=== Input records ===

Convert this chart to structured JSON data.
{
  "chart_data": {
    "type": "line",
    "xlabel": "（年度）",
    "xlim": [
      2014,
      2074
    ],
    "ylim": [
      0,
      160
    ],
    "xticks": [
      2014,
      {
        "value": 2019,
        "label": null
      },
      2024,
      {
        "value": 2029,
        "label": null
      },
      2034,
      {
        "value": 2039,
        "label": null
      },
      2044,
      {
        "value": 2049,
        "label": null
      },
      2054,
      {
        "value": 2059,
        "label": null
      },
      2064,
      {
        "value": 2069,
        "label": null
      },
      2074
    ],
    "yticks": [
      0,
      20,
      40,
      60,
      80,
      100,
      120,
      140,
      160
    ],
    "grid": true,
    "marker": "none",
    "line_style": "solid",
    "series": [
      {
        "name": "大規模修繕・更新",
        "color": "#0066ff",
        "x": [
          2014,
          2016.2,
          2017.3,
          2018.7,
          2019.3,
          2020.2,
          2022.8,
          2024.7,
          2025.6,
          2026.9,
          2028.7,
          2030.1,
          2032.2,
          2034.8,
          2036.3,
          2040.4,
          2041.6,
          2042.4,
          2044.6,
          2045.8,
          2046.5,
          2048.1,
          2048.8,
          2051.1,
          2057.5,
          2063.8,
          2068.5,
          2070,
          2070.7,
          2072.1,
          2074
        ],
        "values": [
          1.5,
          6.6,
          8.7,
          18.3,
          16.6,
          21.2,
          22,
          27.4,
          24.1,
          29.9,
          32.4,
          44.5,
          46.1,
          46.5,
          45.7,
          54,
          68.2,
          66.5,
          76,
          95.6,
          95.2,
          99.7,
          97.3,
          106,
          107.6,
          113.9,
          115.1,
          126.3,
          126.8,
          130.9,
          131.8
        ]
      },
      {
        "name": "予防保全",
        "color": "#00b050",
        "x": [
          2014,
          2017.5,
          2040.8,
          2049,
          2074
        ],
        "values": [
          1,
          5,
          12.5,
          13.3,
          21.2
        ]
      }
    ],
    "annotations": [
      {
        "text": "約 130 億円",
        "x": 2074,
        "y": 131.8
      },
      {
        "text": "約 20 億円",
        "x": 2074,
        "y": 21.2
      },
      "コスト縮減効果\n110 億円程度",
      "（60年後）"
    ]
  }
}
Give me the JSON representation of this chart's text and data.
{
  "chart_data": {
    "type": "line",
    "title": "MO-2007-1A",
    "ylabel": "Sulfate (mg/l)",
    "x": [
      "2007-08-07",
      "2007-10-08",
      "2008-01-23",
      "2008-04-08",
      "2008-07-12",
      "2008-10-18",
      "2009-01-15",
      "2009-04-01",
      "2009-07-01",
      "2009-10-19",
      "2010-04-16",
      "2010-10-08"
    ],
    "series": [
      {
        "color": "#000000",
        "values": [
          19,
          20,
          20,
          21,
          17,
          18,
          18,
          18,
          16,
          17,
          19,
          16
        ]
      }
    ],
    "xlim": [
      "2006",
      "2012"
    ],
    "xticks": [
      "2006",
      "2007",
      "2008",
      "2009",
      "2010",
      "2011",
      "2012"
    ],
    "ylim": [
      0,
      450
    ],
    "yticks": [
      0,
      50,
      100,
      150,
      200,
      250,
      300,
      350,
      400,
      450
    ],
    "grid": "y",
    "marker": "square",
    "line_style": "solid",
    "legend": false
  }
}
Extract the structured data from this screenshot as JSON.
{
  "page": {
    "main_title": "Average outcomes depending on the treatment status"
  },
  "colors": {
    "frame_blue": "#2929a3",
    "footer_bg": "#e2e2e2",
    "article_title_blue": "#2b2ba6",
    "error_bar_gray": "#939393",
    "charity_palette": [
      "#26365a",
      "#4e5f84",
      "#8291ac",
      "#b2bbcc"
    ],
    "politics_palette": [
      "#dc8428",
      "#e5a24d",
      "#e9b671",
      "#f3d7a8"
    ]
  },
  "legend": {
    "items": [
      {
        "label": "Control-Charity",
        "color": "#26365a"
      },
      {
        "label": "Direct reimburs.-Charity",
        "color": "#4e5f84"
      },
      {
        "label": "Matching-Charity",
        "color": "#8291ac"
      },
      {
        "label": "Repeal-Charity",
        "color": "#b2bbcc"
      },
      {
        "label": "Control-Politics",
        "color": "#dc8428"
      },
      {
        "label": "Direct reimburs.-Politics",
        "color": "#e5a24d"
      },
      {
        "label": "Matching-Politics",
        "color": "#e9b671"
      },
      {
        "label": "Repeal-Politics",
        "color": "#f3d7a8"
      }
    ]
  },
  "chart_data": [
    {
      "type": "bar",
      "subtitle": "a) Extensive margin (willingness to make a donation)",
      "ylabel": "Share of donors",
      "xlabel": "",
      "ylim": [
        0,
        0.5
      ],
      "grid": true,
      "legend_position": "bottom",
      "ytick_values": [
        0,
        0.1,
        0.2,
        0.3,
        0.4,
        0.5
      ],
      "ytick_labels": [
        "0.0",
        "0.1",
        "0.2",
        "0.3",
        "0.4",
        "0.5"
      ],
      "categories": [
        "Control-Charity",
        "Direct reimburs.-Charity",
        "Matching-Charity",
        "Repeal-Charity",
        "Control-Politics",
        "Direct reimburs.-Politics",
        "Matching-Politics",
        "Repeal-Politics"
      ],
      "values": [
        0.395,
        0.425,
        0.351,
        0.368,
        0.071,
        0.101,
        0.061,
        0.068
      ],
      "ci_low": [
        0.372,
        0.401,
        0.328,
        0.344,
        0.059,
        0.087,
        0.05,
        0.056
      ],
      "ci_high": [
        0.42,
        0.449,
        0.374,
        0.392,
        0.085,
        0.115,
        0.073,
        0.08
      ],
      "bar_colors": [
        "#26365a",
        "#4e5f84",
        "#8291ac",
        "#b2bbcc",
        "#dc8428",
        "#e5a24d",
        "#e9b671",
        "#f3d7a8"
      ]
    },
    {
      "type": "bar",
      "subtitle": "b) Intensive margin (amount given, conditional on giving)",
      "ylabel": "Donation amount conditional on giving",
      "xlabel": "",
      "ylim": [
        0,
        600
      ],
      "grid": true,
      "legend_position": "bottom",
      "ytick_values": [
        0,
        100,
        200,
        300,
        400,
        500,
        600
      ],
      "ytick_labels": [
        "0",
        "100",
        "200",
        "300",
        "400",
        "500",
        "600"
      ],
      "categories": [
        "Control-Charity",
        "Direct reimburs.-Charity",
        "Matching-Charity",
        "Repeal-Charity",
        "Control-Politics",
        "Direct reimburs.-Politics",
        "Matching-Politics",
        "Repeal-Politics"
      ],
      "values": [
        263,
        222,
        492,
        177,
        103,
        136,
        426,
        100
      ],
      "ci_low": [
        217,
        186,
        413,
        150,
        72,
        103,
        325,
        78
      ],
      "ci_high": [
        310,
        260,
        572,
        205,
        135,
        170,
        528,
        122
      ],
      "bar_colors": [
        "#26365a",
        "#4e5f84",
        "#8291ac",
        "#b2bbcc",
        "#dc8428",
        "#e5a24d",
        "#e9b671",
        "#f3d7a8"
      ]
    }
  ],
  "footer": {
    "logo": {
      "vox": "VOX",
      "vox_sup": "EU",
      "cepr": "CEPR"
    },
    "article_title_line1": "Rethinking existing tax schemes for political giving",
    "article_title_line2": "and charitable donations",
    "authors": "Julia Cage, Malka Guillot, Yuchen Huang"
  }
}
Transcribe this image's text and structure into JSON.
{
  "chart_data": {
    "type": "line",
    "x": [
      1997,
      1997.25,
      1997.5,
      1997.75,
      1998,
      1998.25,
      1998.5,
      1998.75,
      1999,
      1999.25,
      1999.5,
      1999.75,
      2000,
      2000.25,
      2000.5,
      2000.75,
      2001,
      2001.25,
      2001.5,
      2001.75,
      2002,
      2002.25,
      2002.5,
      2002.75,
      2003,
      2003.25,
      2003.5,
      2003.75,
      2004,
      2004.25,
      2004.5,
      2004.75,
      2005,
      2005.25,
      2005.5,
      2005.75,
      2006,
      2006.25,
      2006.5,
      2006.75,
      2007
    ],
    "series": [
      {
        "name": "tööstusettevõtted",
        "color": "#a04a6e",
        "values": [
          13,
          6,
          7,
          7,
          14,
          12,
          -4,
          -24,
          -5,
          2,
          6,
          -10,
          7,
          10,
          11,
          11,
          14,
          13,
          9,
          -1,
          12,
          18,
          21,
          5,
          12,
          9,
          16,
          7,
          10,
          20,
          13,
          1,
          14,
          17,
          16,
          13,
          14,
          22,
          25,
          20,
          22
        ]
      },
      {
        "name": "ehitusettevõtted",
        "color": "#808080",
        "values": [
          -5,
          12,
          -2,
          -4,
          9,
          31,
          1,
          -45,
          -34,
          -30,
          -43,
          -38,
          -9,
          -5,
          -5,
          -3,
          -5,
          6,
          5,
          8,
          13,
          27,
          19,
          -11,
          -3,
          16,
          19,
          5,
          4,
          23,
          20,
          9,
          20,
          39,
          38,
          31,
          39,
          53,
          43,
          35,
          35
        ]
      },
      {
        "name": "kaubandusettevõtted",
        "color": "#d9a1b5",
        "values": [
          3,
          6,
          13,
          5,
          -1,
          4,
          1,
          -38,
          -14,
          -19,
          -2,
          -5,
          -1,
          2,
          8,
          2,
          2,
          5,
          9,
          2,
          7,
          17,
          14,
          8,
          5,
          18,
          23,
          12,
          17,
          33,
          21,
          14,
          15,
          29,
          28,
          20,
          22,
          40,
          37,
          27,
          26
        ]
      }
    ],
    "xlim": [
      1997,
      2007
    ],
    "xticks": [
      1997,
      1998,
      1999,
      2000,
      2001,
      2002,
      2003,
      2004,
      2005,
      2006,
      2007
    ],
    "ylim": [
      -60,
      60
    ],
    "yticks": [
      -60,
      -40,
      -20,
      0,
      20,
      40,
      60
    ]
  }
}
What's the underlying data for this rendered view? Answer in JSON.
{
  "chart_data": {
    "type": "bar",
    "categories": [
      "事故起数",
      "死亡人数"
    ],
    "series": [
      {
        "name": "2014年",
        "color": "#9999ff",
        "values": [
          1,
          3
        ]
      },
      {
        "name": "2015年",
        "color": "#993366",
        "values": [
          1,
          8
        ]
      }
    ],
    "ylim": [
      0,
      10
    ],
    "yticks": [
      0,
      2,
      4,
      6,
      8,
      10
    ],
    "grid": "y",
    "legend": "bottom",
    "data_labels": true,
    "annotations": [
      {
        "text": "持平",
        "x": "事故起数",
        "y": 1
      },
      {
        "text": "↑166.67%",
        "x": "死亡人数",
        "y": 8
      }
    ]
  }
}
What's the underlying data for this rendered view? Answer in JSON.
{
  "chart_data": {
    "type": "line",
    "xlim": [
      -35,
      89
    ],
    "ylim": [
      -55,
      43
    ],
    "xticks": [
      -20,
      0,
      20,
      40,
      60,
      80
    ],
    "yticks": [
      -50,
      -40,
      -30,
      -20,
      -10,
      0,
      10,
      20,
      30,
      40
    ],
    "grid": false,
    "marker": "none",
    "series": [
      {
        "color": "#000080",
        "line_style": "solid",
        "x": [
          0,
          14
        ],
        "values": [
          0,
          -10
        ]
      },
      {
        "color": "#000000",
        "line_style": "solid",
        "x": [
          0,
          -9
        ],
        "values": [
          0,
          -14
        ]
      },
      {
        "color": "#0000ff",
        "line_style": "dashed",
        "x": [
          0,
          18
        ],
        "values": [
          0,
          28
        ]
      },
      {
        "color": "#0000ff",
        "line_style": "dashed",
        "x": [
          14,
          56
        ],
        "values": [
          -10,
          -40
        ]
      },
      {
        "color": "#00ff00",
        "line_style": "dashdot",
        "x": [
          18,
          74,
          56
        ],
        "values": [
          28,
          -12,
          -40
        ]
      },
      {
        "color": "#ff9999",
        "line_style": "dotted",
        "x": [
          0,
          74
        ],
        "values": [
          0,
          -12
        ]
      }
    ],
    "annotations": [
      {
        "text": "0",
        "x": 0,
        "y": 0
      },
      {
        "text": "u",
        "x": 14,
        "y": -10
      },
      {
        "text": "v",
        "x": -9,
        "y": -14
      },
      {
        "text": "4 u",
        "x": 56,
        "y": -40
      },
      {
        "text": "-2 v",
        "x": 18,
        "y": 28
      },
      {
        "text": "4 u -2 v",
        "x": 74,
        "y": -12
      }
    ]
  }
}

===

▶ [Written task] In the listing, find all lines with the string "conditional" and copy them.

▶ [Solution for this exercise]
      "subtitle": "b) Intensive margin (amount given, conditional on giving)",
      "ylabel": "Donation amount conditional on giving",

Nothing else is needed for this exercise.